=== WORK TO COMPLETE ===
Produce an exact copy of all the data below, dropping every image.
---------- SUPPLIED RECORDS
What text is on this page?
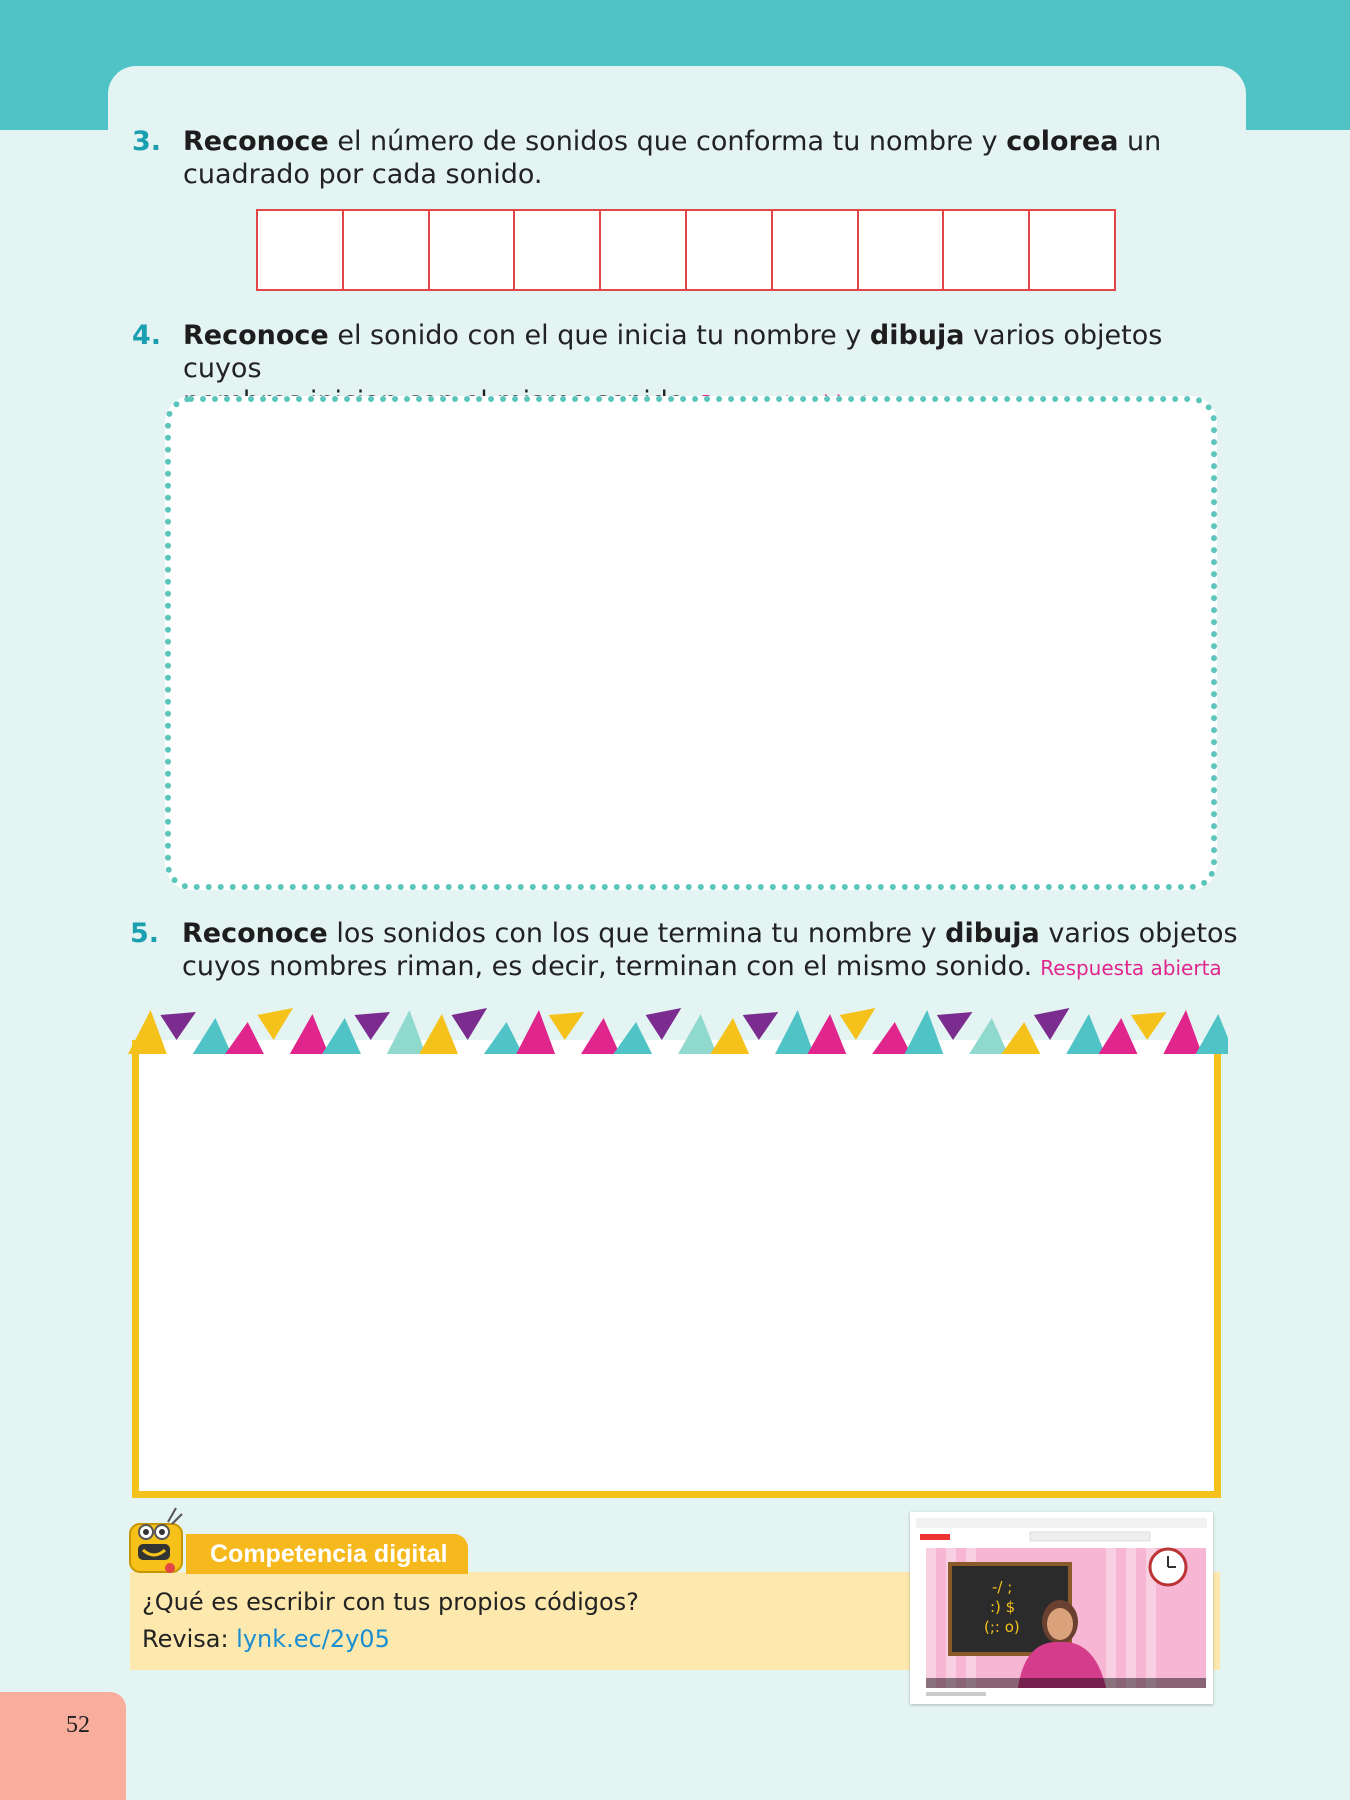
3. Reconoce el número de sonidos que conforma tu nombre y colorea un
cuadrado por cada sonido.
4. Reconoce el sonido con el que inicia tu nombre y dibuja varios objetos cuyos
5. Reconoce los sonidos con los que termina tu nombre y dibuja varios objetos
cuyos nombres riman, es decir, terminan con el mismo sonido. Respuesta abierta
Competencia digital
¿Qué es escribir con tus propios códigos?
Revisa: lynk.ec/2y05
-/ ;
:) $
(;: o)
52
--------------------
=== THE RESPONSE ===
What text is on this page?
3. Reconoce el número de sonidos que conforma tu nombre y colorea un
cuadrado por cada sonido.
4. Reconoce el sonido con el que inicia tu nombre y dibuja varios objetos cuyos
5. Reconoce los sonidos con los que termina tu nombre y dibuja varios objetos
cuyos nombres riman, es decir, terminan con el mismo sonido. Respuesta abierta
Competencia digital
¿Qué es escribir con tus propios códigos?
Revisa: lynk.ec/2y05
-/ ;
:) $
(;: o)
52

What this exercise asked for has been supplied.